Find each line containing the string "continuent" and return it.

Listed records:
-*-*-

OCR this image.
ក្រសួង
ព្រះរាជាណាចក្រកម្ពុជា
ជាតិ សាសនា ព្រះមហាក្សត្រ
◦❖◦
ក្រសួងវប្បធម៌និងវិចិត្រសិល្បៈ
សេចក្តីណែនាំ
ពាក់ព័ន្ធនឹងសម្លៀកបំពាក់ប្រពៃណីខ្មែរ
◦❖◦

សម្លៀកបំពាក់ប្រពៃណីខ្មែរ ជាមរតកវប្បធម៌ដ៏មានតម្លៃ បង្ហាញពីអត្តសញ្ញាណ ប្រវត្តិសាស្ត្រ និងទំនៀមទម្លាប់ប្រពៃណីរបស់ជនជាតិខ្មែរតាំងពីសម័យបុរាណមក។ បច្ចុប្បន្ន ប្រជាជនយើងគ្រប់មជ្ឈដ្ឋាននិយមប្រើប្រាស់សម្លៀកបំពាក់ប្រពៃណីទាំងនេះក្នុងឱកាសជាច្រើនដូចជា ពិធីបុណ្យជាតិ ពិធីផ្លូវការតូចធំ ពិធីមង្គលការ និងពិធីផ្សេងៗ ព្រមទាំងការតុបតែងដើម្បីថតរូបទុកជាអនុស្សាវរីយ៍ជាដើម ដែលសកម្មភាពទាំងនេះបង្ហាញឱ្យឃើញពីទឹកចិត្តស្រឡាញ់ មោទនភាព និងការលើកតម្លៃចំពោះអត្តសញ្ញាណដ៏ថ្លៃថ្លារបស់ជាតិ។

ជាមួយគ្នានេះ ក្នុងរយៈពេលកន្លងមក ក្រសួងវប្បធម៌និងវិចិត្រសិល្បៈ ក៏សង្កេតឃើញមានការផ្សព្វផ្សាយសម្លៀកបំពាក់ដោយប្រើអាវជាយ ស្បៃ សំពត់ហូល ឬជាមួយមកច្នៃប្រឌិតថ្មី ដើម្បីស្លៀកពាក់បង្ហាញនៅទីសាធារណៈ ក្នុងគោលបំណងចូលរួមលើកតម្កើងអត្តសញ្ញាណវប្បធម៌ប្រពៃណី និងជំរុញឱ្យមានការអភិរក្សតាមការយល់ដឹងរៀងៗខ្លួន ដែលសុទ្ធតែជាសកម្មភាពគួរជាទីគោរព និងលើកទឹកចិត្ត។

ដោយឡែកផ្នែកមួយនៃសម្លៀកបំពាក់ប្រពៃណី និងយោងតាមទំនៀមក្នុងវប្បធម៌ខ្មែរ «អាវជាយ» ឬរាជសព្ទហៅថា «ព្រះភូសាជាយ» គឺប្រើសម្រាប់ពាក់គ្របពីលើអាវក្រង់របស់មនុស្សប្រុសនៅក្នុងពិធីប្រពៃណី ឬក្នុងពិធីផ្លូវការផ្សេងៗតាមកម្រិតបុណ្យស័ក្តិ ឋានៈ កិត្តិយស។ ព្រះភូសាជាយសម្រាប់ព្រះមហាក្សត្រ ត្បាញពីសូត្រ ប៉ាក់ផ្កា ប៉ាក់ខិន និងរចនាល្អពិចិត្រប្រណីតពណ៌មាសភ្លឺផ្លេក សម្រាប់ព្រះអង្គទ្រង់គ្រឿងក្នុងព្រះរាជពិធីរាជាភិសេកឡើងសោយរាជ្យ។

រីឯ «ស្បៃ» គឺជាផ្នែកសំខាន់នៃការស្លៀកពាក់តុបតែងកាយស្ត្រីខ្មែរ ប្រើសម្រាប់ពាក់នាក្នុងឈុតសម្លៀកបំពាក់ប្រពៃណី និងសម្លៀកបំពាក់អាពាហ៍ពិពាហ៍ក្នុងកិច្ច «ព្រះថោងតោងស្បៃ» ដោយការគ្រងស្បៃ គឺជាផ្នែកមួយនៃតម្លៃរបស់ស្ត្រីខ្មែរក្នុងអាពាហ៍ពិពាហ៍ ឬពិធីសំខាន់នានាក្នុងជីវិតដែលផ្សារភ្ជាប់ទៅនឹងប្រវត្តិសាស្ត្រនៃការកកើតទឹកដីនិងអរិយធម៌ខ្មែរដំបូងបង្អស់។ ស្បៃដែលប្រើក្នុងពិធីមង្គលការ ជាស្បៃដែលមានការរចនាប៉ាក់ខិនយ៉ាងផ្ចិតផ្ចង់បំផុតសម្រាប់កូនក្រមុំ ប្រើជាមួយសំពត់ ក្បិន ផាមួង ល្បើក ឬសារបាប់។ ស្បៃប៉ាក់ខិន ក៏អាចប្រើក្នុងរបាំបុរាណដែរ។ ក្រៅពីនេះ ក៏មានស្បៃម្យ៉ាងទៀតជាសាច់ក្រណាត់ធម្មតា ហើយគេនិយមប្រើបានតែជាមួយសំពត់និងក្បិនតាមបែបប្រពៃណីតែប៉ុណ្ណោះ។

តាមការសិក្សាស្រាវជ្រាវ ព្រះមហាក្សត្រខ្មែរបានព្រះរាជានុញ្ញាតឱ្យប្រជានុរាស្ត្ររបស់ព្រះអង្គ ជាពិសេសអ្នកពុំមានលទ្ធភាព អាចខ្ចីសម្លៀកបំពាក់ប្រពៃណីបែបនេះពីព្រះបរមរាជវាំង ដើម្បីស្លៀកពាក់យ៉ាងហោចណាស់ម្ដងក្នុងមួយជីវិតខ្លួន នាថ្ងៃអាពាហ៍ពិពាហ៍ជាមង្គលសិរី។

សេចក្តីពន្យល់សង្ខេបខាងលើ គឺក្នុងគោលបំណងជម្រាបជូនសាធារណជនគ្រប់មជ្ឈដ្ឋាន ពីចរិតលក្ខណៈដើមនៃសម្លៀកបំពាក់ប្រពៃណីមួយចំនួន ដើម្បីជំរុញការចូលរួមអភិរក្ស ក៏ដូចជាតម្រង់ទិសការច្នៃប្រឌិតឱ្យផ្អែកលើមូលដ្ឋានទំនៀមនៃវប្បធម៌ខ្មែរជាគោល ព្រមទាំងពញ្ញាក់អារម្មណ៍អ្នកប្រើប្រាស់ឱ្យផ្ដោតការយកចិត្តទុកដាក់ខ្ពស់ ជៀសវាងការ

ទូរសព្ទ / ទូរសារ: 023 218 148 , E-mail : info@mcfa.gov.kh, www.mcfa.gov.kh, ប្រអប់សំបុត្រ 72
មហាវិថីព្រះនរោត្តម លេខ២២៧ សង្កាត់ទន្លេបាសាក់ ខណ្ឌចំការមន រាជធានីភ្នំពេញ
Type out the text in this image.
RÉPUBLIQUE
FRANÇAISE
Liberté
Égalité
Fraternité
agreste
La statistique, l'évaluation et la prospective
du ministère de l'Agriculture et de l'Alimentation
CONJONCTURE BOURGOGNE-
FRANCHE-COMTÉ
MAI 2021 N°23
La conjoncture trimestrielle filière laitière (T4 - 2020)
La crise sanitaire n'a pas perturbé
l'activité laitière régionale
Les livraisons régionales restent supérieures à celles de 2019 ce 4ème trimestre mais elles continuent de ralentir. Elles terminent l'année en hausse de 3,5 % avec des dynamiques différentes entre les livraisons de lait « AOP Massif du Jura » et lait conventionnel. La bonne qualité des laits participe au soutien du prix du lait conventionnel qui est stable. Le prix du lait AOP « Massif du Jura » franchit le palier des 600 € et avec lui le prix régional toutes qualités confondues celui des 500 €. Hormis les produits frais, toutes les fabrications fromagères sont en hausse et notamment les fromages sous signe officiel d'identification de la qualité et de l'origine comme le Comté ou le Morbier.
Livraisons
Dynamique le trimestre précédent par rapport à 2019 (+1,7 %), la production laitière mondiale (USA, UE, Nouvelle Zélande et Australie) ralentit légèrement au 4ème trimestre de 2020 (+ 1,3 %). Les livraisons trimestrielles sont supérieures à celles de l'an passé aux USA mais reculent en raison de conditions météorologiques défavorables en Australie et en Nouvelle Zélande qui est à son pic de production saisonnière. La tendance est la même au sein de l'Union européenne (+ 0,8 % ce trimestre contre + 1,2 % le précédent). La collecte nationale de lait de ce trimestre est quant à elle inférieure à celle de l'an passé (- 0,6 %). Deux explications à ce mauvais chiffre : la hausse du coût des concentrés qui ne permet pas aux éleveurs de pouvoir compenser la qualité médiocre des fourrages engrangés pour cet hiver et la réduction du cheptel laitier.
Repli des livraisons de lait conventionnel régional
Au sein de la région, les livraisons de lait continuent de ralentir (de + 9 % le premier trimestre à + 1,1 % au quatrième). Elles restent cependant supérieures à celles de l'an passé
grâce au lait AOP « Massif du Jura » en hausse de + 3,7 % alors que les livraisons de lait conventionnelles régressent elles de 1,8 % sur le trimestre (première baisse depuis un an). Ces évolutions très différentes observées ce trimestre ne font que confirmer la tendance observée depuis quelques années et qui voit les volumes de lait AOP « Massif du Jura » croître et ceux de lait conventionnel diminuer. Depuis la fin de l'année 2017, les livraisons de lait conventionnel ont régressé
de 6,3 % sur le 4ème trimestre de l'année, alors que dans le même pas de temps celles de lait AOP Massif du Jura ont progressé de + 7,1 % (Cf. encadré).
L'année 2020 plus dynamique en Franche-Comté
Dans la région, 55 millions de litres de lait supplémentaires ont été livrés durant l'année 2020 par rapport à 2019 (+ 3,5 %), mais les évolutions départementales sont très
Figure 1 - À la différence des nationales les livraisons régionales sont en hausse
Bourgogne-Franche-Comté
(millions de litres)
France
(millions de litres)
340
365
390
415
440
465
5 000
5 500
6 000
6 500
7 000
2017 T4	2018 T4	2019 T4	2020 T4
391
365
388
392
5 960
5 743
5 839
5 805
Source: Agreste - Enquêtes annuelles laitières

-*-*-

Worked answer:
Les livraisons régionales restent supérieures à celles de 2019 ce 4ème trimestre mais elles continuent de ralentir. Elles terminent l'année en hausse de 3,5 % avec des dynamiques différentes entre les livraisons de lait « AOP Massif du Jura » et lait conventionnel. La bonne qualité des laits participe au soutien du prix du lait conventionnel qui est stable. Le prix du lait AOP « Massif du Jura » franchit le palier des 600 € et avec lui le prix régional toutes qualités confondues celui des 500 €. Hormis les produits frais, toutes les fabrications fromagères sont en hausse et notamment les fromages sous signe officiel d'identification de la qualité et de l'origine comme le Comté ou le Morbier.
Au sein de la région, les livraisons de lait continuent de ralentir (de + 9 % le premier trimestre à + 1,1 % au quatrième). Elles restent cependant supérieures à celles de l'an passé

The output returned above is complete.